## Stored items:

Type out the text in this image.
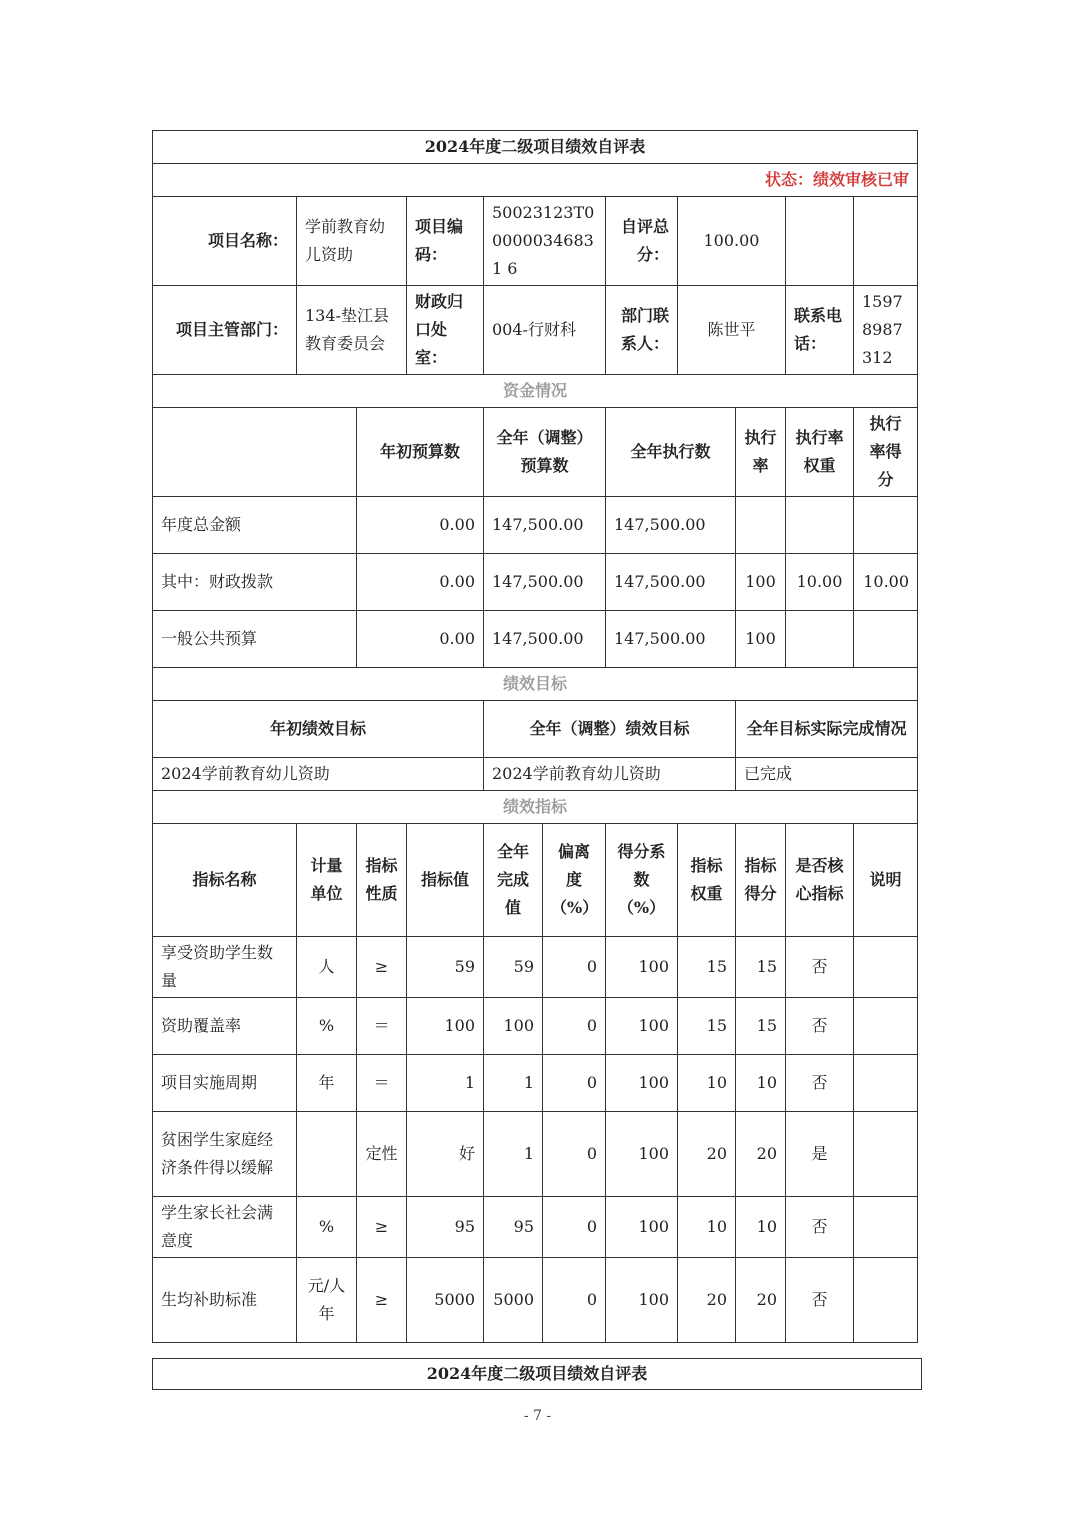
2024年度二级项目绩效自评表										
状态：绩效审核已审										
项目名称：	学前教育幼儿资助		项目编码：	50023123T000000346831 6		自评总分：	100.00			
项目主管部门：	134-垫江县教育委员会		财政归口处室：	004-行财科		部门联系人：	陈世平		联系电话：	15978987312
资金情况										
		年初预算数		全年（调整）预算数		全年执行数		执行率	执行率权重	执行率得分
年度总金额		0.00		147,500.00		147,500.00				
其中：财政拨款		0.00		147,500.00		147,500.00		100	10.00	10.00
一般公共预算		0.00		147,500.00		147,500.00		100		
绩效目标										
年初绩效目标				全年（调整）绩效目标				全年目标实际完成情况		
2024学前教育幼儿资助				2024学前教育幼儿资助				已完成		
绩效指标										
指标名称	计量单位	指标性质	指标值	全年完成值	偏离度（%）	得分系数（%）	指标权重	指标得分	是否核心指标	说明
享受资助学生数量	人	≥	59	59	0	100	15	15	否	
资助覆盖率	%	＝	100	100	0	100	15	15	否	
项目实施周期	年	＝	1	1	0	100	10	10	否	
贫困学生家庭经济条件得以缓解		定性	好	1	0	100	20	20	是	
学生家长社会满意度	%	≥	95	95	0	100	10	10	否	
生均补助标准	元/人年	≥	5000	5000	0	100	20	20	否	
2024年度二级项目绩效自评表
- 7 -
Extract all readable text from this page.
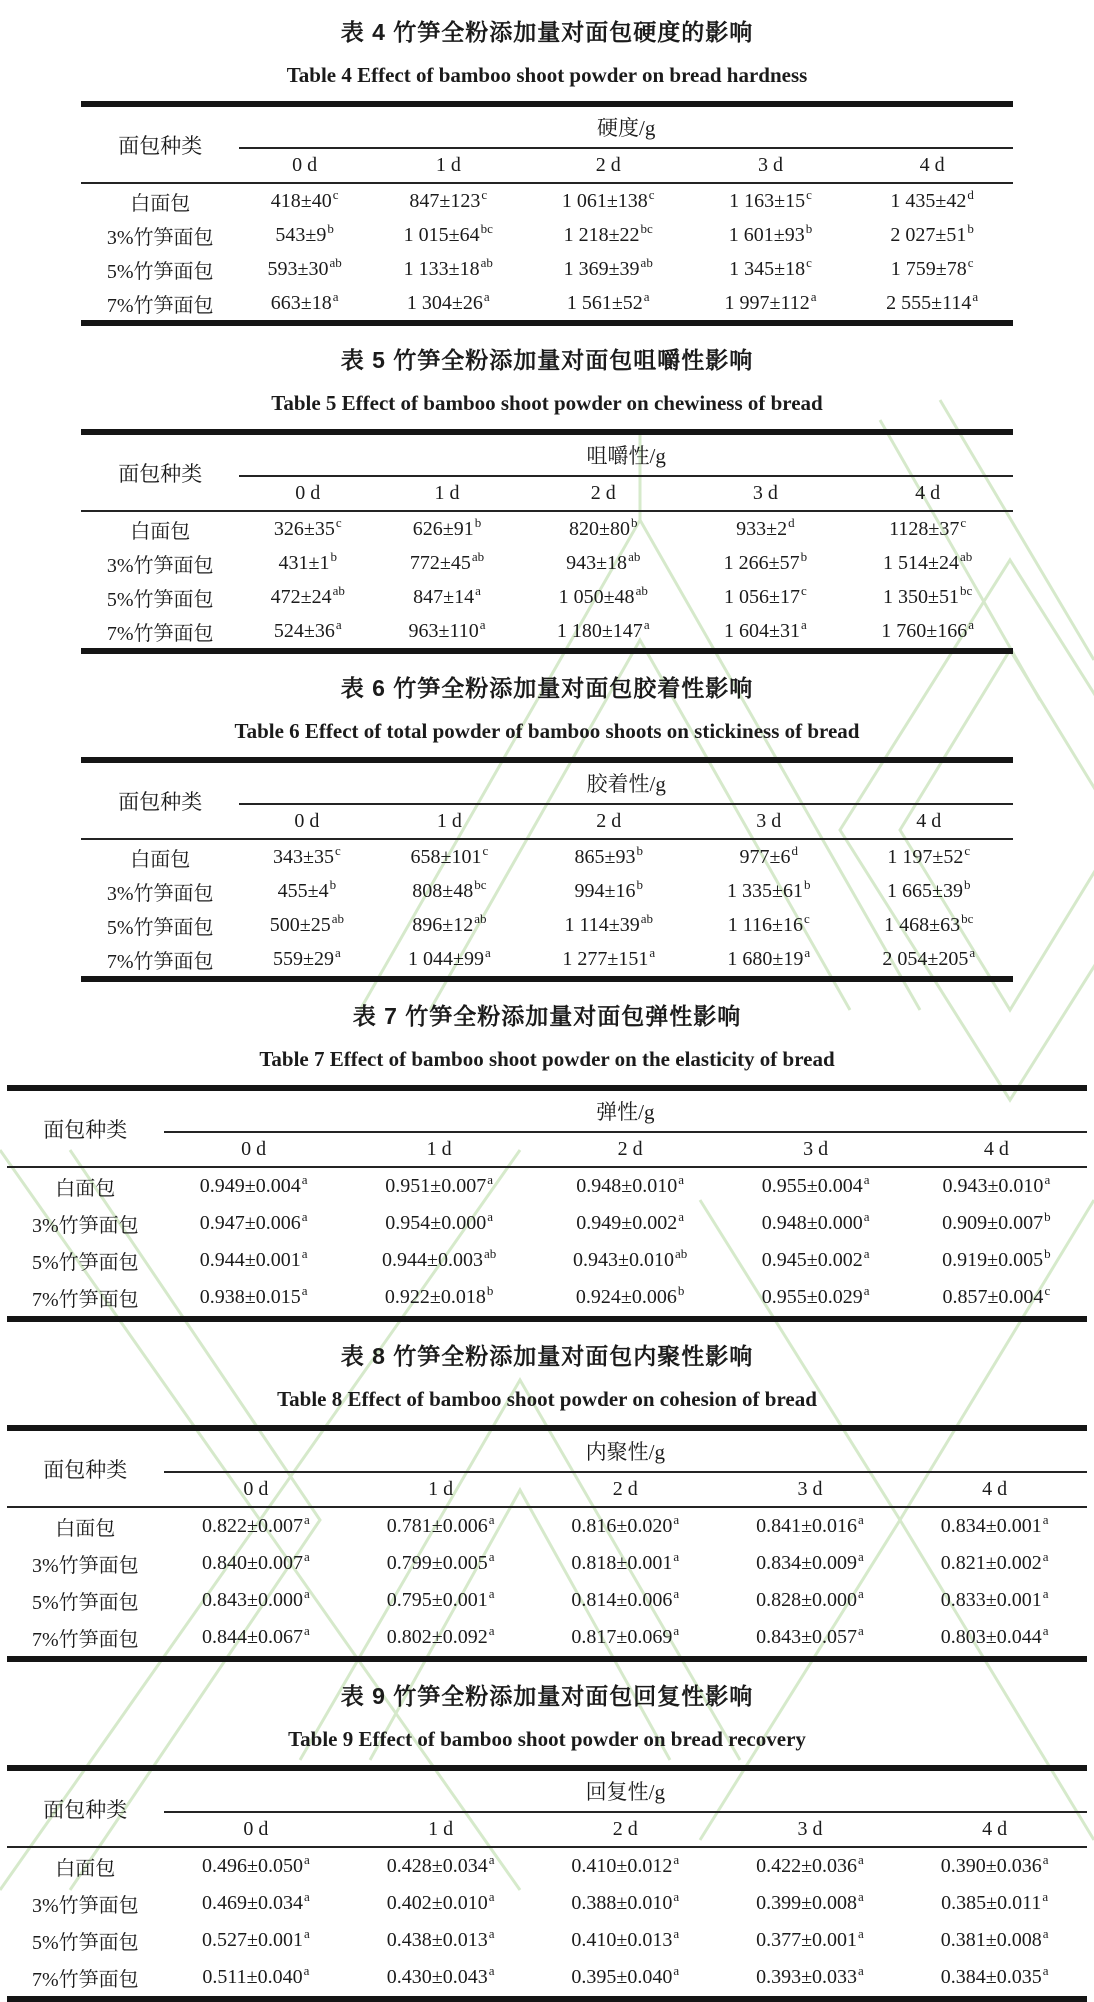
表 4 竹笋全粉添加量对面包硬度的影响
Table 4 Effect of bamboo shoot powder on bread hardness
面包种类	硬度/g				
	0 d	1 d	2 d	3 d	4 d
白面包	$418\pm 40^c$	$847\pm 123^c$	1 $061\pm 138^c$	1 $163\pm 15^c$	1 $435\pm 42^d$
3%竹笋面包	$543\pm 9^b$	1 $015\pm 64^{bc}$	1 $218\pm 22^{bc}$	1 $601\pm 93^b$	2 $027\pm 51^b$
5%竹笋面包	$593\pm 30^{ab}$	1 $133\pm 18^{ab}$	1 $369\pm 39^{ab}$	1 $345\pm 18^c$	1 $759\pm 78^c$
7%竹笋面包	$663\pm 18^a$	1 $304\pm 26^a$	1 $561\pm 52^a$	1 $997\pm 112^a$	2 $555\pm 114^a$
表 5 竹笋全粉添加量对面包咀嚼性影响
Table 5 Effect of bamboo shoot powder on chewiness of bread
面包种类	咀嚼性/g				
	0 d	1 d	2 d	3 d	4 d
白面包	$326\pm 35^c$	$626\pm 91^b$	$820\pm 80^b$	$933\pm 2^d$	$1128\pm 37^c$
3%竹笋面包	$431\pm 1^b$	$772\pm 45^{ab}$	$943\pm 18^{ab}$	1 $266\pm 57^b$	1 $514\pm 24^{ab}$
5%竹笋面包	$472\pm 24^{ab}$	$847\pm 14^a$	1 $050\pm 48^{ab}$	1 $056\pm 17^c$	1 $350\pm 51^{bc}$
7%竹笋面包	$524\pm 36^a$	$963\pm 110^a$	1 $180\pm 147^a$	1 $604\pm 31^a$	1 $760\pm 166^a$
表 6 竹笋全粉添加量对面包胶着性影响
Table 6 Effect of total powder of bamboo shoots on stickiness of bread
面包种类	胶着性/g				
	0 d	1 d	2 d	3 d	4 d
白面包	$343\pm 35^c$	$658\pm 101^c$	$865\pm 93^b$	$977\pm 6^d$	1 $197\pm 52^c$
3%竹笋面包	$455\pm 4^b$	$808\pm 48^{bc}$	$994\pm 16^b$	1 $335\pm 61^b$	1 $665\pm 39^b$
5%竹笋面包	$500\pm 25^{ab}$	$896\pm 12^{ab}$	1 $114\pm 39^{ab}$	1 $116\pm 16^c$	1 $468\pm 63^{bc}$
7%竹笋面包	$559\pm 29^a$	1 $044\pm 99^a$	1 $277\pm 151^a$	1 $680\pm 19^a$	2 $054\pm 205^a$
表 7 竹笋全粉添加量对面包弹性影响
Table 7 Effect of bamboo shoot powder on the elasticity of bread
面包种类	弹性/g				
	0 d	1 d	2 d	3 d	4 d
白面包	0.949±0.004$^a$	0.951±0.007$^a$	0.948±0.010$^a$	0.955±0.004$^a$	0.943±0.010$^a$
3%竹笋面包	0.947±0.006$^a$	0.954±0.000$^a$	0.949±0.002$^a$	0.948±0.000$^a$	0.909±0.007$^b$
5%竹笋面包	0.944±0.001$^a$	0.944±0.003$^{ab}$	0.943±0.010$^{ab}$	0.945±0.002$^a$	0.919±0.005$^b$
7%竹笋面包	0.938±0.015$^a$	0.922±0.018$^b$	0.924±0.006$^b$	0.955±0.029$^a$	0.857±0.004$^c$
表 8 竹笋全粉添加量对面包内聚性影响
Table 8 Effect of bamboo shoot powder on cohesion of bread
面包种类	内聚性/g				
	0 d	1 d	2 d	3 d	4 d
白面包	0.822±0.007$^a$	0.781±0.006$^a$	0.816±0.020$^a$	0.841±0.016$^a$	0.834±0.001$^a$
3%竹笋面包	0.840±0.007$^a$	0.799±0.005$^a$	0.818±0.001$^a$	0.834±0.009$^a$	0.821±0.002$^a$
5%竹笋面包	0.843±0.000$^a$	0.795±0.001$^a$	0.814±0.006$^a$	0.828±0.000$^a$	0.833±0.001$^a$
7%竹笋面包	0.844±0.067$^a$	0.802±0.092$^a$	0.817±0.069$^a$	0.843±0.057$^a$	0.803±0.044$^a$
表 9 竹笋全粉添加量对面包回复性影响
Table 9 Effect of bamboo shoot powder on bread recovery
面包种类	回复性/g				
	0 d	1 d	2 d	3 d	4 d
白面包	0.496±0.050$^a$	0.428±0.034$^a$	0.410±0.012$^a$	0.422±0.036$^a$	0.390±0.036$^a$
3%竹笋面包	0.469±0.034$^a$	0.402±0.010$^a$	0.388±0.010$^a$	0.399±0.008$^a$	0.385±0.011$^a$
5%竹笋面包	0.527±0.001$^a$	0.438±0.013$^a$	0.410±0.013$^a$	0.377±0.001$^a$	0.381±0.008$^a$
7%竹笋面包	0.511±0.040$^a$	0.430±0.043$^a$	0.395±0.040$^a$	0.393±0.033$^a$	0.384±0.035$^a$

## PROBLEM DETAILS:
Pick out each line containing "this" and report it.

## FINAL ANSWER:
Type out the text in this image.
Extract all readable text from this page.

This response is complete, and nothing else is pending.